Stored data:
※ ※ ※
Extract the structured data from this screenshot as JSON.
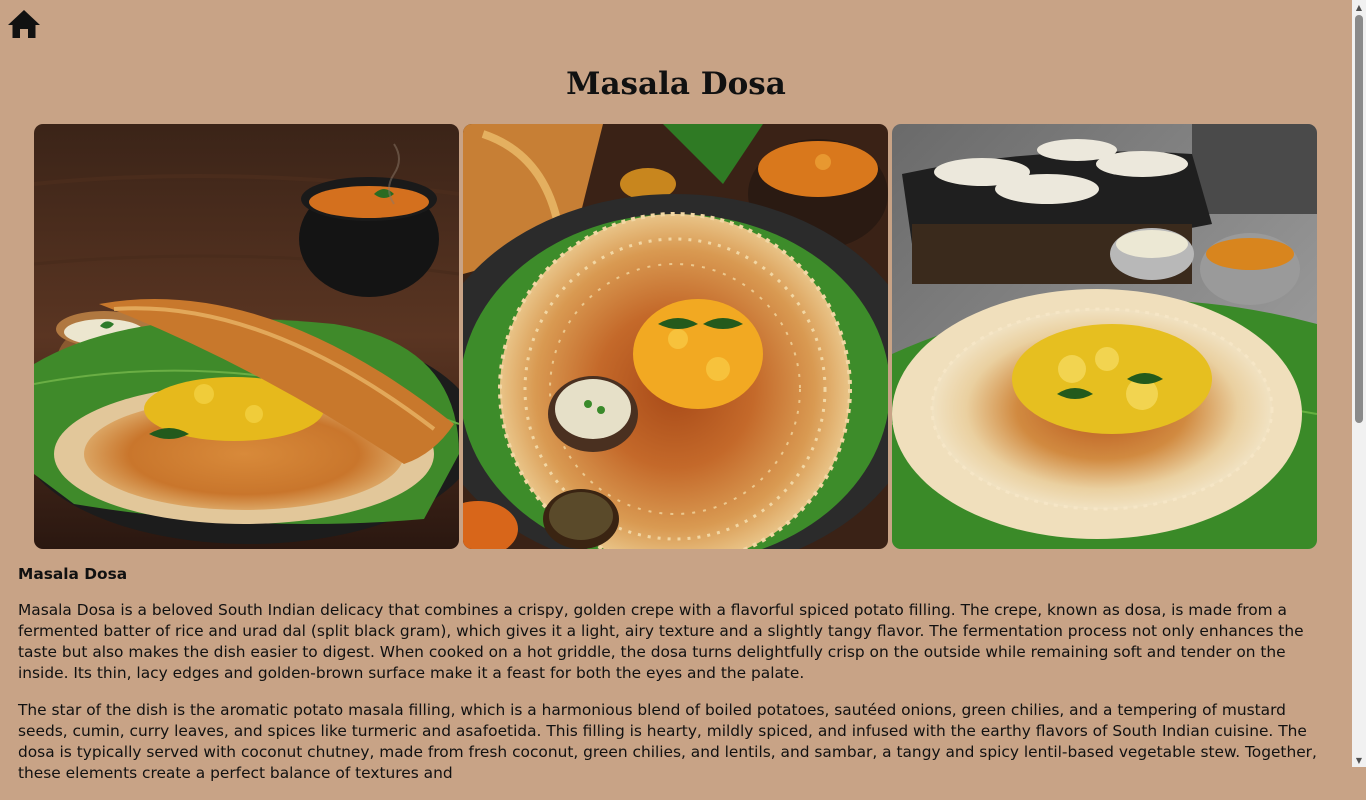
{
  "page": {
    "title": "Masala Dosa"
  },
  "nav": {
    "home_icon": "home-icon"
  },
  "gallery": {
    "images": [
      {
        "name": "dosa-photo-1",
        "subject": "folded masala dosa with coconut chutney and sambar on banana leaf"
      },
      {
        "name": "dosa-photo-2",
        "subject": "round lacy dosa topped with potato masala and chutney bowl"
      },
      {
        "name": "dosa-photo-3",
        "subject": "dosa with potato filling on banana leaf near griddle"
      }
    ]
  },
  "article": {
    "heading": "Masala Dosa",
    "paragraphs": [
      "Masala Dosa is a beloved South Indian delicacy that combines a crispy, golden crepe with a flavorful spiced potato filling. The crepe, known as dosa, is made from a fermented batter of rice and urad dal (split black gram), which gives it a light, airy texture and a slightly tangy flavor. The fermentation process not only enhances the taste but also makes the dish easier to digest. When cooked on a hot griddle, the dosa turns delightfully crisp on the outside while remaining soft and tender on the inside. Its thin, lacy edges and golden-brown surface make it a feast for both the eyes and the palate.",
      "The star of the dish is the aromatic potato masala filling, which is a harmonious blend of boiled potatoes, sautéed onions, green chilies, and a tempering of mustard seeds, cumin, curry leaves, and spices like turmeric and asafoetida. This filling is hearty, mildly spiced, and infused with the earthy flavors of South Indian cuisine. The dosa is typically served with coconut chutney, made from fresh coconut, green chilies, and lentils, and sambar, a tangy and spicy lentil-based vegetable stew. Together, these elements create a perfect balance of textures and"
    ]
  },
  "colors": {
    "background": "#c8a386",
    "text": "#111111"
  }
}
※ ※ ※
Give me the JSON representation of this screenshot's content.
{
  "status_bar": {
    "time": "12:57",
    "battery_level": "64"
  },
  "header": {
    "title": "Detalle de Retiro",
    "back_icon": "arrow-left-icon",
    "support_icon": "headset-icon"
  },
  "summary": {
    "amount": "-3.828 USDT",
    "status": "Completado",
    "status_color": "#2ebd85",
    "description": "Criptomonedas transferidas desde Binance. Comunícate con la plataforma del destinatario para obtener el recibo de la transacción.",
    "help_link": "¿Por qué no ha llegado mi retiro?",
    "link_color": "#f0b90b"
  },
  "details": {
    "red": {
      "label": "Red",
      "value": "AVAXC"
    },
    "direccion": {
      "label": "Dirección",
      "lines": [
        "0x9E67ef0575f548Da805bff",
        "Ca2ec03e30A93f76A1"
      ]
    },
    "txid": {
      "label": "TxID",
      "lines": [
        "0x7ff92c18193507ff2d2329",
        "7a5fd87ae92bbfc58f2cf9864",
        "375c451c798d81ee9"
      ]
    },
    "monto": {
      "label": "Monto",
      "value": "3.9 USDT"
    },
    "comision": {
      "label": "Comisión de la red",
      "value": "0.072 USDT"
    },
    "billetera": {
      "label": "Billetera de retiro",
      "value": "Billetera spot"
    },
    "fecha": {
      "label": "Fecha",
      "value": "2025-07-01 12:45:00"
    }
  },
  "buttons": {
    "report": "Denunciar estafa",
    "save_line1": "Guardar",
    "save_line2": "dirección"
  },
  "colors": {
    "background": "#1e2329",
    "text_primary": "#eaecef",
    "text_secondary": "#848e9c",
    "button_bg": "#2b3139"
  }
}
※ ※ ※
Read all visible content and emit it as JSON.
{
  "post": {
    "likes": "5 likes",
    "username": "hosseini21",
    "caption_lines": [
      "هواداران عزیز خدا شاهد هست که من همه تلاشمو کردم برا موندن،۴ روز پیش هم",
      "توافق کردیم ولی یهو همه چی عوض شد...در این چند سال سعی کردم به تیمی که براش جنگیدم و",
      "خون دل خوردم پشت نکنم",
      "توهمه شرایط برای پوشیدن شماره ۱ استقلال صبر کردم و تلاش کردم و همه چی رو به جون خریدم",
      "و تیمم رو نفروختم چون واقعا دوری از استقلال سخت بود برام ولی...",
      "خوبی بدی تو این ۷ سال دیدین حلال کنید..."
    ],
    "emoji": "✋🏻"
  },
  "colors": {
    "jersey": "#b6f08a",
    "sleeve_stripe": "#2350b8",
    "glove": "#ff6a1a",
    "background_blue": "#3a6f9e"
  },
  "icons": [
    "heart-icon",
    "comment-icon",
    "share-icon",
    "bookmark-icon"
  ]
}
※ ※ ※
Direction: Look over the listing. Pull out every line with the string "sambar" in it.

The output:
        "subject": "folded masala dosa with coconut chutney and sambar on banana leaf"
      "The star of the dish is the aromatic potato masala filling, which is a harmonious blend of boiled potatoes, sautéed onions, green chilies, and a tempering of mustard seeds, cumin, curry leaves, and spices like turmeric and asafoetida. This filling is hearty, mildly spiced, and infused with the earthy flavors of South Indian cuisine. The dosa is typically served with coconut chutney, made from fresh coconut, green chilies, and lentils, and sambar, a tangy and spicy lentil-based vegetable stew. Together, these elements create a perfect balance of textures and"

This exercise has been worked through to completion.